▸ **EXERCISE BRIEF**:
Find each line with the string "veya" and report it.

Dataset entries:
------------------------------------
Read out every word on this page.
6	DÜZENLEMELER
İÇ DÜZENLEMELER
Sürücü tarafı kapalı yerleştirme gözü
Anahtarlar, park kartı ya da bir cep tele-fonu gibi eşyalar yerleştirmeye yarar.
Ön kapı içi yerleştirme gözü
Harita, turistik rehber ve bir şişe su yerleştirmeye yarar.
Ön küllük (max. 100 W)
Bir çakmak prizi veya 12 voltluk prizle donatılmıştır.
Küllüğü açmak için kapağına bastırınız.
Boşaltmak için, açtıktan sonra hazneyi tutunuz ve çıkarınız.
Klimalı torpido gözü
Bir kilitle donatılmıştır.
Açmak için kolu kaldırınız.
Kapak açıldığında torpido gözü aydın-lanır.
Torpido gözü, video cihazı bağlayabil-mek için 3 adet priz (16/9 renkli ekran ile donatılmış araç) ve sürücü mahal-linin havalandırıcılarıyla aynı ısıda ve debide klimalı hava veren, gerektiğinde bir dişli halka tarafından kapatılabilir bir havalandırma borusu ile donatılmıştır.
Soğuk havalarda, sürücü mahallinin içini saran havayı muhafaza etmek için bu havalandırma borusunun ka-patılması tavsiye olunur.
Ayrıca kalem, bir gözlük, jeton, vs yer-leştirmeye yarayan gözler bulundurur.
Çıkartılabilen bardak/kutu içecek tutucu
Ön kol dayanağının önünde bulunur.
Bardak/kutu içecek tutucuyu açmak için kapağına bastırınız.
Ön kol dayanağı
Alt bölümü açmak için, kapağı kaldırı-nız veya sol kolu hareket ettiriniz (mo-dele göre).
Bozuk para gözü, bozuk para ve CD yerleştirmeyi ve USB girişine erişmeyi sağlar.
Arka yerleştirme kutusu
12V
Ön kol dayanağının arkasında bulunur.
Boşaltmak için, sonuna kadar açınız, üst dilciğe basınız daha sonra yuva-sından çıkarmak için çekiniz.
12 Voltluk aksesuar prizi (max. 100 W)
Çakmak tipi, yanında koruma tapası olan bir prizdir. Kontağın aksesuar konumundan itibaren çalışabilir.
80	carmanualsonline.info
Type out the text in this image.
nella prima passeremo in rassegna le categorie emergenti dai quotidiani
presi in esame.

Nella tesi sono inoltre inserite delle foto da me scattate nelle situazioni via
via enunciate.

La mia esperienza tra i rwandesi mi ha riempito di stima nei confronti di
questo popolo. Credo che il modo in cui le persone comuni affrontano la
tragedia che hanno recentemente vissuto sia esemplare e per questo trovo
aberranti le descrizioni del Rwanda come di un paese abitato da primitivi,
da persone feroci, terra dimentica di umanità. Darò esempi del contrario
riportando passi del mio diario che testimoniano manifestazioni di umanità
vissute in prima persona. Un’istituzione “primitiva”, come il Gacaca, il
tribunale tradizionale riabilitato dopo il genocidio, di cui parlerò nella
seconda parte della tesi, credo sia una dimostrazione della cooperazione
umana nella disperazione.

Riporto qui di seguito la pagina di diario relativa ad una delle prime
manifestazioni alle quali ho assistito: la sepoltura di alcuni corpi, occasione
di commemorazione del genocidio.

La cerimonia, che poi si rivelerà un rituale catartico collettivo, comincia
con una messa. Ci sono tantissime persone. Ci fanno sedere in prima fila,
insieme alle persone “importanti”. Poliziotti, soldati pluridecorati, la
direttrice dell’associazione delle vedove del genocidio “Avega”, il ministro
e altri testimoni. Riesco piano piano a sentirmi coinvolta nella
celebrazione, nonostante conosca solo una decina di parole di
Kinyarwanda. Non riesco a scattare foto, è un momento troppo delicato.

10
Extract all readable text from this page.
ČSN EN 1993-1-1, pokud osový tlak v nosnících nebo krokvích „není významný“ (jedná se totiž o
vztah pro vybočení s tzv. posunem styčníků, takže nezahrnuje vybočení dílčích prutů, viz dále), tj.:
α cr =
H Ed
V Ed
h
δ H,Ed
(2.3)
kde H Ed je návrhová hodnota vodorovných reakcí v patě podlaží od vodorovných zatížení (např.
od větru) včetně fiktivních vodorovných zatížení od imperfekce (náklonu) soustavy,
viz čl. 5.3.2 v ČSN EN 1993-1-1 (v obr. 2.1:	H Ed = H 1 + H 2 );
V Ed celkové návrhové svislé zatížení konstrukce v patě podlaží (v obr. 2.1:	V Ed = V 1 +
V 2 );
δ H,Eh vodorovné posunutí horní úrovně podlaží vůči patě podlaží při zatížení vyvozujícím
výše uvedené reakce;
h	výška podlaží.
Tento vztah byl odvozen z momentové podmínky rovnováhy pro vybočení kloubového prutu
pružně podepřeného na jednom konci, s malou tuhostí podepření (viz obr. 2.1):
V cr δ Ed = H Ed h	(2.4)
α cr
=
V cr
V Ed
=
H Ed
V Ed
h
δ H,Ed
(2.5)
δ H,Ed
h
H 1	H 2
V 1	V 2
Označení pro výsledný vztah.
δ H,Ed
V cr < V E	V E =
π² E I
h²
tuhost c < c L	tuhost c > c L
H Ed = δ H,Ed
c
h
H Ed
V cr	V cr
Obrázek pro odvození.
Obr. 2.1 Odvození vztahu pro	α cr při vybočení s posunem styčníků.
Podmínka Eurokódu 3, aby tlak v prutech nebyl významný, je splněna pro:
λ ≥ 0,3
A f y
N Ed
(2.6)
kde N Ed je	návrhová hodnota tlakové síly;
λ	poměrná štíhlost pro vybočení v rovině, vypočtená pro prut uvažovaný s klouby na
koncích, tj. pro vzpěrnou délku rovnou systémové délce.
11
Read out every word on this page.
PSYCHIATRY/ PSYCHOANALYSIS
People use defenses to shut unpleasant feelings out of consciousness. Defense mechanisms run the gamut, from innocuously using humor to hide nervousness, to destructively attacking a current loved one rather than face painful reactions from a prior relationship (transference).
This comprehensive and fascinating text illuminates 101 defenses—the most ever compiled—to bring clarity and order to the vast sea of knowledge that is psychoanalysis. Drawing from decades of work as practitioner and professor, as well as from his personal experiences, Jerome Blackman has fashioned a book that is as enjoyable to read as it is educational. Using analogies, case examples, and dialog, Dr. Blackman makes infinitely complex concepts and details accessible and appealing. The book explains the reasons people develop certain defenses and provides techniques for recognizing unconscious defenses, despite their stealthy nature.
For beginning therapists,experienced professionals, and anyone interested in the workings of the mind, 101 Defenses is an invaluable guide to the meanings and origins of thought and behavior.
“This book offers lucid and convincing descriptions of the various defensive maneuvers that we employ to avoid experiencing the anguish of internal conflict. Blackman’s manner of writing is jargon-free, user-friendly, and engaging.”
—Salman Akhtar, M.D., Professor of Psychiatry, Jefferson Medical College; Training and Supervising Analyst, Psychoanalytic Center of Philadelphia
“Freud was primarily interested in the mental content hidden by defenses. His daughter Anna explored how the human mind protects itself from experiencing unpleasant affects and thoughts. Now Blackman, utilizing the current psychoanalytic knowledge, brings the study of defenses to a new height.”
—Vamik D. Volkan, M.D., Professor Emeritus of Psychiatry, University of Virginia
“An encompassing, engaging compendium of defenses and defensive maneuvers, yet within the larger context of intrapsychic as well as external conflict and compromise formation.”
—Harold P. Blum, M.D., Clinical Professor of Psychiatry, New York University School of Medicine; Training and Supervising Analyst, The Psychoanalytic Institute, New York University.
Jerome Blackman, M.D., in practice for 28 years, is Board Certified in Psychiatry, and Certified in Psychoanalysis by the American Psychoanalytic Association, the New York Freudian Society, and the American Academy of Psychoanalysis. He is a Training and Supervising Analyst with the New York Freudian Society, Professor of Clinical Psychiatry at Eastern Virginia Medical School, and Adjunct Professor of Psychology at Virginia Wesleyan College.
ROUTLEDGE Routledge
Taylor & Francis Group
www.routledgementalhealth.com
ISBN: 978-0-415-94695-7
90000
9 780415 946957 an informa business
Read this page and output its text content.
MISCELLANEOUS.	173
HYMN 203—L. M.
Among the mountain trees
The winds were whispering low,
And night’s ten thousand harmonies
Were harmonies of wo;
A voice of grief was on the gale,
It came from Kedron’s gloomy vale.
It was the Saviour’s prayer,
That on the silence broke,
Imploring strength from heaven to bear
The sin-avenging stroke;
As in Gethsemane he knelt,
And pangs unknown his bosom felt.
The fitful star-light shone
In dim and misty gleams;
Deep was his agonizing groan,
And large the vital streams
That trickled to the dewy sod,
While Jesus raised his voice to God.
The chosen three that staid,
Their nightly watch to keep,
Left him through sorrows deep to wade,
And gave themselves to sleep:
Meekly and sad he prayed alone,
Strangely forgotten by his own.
------------------------------------
▸ **ANSWER IN FULL**:
Bir çakmak prizi veya 12 voltluk prizle donatılmıştır.
Alt bölümü açmak için, kapağı kaldırı-nız veya sol kolu hareket ettiriniz (mo-dele göre).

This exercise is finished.